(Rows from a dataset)
>>>

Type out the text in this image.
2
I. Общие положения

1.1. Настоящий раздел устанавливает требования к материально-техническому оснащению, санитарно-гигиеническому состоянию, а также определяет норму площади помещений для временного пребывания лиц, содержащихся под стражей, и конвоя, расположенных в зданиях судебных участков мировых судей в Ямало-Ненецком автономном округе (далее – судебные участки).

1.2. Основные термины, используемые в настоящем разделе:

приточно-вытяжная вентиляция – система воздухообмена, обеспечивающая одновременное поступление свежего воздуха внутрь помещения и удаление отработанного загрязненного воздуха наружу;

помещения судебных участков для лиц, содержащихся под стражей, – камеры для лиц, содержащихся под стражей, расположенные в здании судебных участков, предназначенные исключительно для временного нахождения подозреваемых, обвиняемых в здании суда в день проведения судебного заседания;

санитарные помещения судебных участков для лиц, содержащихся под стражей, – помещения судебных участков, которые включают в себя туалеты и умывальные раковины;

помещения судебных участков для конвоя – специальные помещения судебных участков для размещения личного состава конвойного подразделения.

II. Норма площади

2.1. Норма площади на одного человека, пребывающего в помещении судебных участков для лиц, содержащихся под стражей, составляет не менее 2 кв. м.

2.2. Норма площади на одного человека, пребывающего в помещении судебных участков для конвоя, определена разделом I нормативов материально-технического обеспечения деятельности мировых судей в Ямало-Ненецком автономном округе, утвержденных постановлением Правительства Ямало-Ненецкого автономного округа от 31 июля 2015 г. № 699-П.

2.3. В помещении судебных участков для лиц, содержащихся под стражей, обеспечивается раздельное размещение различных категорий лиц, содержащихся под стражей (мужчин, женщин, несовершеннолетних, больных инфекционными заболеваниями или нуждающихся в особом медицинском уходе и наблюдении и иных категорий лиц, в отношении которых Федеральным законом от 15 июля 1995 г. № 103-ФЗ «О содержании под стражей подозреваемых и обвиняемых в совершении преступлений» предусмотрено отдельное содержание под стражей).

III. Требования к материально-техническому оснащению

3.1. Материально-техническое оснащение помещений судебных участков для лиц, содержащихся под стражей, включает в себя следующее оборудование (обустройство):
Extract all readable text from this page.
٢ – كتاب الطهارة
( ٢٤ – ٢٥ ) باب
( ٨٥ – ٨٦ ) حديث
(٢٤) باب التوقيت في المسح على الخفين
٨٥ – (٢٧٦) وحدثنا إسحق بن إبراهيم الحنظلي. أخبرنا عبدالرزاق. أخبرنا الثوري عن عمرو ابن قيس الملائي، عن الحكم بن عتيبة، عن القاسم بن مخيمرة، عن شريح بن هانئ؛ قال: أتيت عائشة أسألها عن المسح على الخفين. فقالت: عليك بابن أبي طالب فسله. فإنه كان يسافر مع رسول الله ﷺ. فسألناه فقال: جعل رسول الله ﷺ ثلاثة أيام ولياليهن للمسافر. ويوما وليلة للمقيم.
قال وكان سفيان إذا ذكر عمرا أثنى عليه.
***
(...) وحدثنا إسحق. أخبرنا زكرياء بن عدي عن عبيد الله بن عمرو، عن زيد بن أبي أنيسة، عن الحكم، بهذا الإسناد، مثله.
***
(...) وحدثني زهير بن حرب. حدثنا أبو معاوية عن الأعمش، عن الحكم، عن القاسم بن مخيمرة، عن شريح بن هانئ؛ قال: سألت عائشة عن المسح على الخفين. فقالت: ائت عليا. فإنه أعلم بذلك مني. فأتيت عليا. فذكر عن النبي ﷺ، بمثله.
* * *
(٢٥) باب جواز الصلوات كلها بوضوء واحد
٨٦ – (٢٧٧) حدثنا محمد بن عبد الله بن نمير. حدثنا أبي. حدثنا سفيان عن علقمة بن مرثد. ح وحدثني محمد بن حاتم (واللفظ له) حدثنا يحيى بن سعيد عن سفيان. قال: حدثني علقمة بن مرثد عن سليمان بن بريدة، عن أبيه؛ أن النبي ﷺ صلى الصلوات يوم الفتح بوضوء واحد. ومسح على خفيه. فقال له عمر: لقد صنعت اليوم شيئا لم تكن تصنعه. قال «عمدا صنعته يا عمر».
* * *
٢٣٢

<<<

Check each line above for the string "الصلوات", then copy the ones that have it.

(٢٥) باب جواز الصلوات كلها بوضوء واحد
٨٦ – (٢٧٧) حدثنا محمد بن عبد الله بن نمير. حدثنا أبي. حدثنا سفيان عن علقمة بن مرثد. ح وحدثني محمد بن حاتم (واللفظ له) حدثنا يحيى بن سعيد عن سفيان. قال: حدثني علقمة بن مرثد عن سليمان بن بريدة، عن أبيه؛ أن النبي ﷺ صلى الصلوات يوم الفتح بوضوء واحد. ومسح على خفيه. فقال له عمر: لقد صنعت اليوم شيئا لم تكن تصنعه. قال «عمدا صنعته يا عمر».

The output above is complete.